*Task description:*
Find each line holding "entered" and copy it out.

*Stored data entries:*
========================================

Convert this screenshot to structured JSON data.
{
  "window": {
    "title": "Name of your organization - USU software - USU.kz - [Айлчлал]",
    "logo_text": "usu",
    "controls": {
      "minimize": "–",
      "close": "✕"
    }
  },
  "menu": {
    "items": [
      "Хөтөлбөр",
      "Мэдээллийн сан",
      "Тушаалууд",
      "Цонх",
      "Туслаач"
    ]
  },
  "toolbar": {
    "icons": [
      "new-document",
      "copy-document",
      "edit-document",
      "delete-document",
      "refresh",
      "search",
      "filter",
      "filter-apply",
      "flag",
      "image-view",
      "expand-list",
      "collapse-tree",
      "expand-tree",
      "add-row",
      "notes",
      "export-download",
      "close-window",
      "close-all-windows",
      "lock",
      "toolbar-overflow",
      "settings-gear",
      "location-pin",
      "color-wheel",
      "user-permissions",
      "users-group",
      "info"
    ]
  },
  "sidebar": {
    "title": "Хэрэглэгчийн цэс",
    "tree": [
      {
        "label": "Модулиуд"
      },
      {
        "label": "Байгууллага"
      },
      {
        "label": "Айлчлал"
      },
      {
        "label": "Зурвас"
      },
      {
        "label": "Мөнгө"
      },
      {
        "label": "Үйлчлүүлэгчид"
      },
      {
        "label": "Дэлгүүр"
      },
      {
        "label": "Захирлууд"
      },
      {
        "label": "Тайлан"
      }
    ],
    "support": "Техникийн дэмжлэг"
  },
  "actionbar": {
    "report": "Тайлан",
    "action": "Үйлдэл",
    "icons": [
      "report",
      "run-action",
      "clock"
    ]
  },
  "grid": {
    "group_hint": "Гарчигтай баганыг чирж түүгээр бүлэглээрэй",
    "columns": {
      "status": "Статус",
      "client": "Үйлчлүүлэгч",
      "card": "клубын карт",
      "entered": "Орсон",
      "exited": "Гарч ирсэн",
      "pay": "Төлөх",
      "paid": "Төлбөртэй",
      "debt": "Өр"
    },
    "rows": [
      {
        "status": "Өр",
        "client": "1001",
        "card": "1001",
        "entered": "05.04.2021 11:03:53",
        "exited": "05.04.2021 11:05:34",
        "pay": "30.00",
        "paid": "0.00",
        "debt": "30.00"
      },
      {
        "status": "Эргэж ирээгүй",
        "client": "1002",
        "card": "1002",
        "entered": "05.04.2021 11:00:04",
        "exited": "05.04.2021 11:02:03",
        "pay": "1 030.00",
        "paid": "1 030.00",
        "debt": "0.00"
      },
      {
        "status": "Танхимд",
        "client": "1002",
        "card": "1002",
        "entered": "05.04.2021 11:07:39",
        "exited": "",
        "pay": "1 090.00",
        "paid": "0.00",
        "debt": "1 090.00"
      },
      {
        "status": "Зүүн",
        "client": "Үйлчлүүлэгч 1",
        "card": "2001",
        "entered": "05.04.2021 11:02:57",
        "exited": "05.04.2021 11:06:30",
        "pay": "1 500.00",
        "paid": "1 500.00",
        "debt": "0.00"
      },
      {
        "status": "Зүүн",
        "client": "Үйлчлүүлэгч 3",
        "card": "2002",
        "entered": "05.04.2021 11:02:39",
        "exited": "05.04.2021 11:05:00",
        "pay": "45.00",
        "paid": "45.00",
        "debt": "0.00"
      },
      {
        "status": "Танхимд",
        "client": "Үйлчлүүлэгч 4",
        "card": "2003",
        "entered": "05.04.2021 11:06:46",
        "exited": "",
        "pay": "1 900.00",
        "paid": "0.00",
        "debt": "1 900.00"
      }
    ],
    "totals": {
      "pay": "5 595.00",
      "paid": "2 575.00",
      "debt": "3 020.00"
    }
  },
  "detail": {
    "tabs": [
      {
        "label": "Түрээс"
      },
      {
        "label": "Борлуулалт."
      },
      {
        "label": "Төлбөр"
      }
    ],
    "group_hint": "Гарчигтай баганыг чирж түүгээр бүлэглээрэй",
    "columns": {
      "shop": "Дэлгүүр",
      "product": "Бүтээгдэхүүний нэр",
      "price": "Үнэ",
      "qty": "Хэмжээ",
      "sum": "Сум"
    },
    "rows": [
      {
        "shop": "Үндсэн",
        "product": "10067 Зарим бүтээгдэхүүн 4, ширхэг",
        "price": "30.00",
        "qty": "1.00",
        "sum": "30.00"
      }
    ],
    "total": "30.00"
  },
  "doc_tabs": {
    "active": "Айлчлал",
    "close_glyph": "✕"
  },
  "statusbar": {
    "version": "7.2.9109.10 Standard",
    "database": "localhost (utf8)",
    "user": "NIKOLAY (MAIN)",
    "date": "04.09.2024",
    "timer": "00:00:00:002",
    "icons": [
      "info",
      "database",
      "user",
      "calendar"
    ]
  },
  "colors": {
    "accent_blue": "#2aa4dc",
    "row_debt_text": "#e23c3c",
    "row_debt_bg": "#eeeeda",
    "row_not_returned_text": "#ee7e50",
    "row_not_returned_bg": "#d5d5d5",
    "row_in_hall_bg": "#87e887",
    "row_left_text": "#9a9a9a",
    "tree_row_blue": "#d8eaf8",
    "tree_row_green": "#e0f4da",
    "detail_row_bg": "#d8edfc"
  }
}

========================================

*Reply:*
      "entered": "Орсон",
        "entered": "05.04.2021 11:03:53",
        "entered": "05.04.2021 11:00:04",
        "entered": "05.04.2021 11:07:39",
        "entered": "05.04.2021 11:02:57",
        "entered": "05.04.2021 11:02:39",
        "entered": "05.04.2021 11:06:46",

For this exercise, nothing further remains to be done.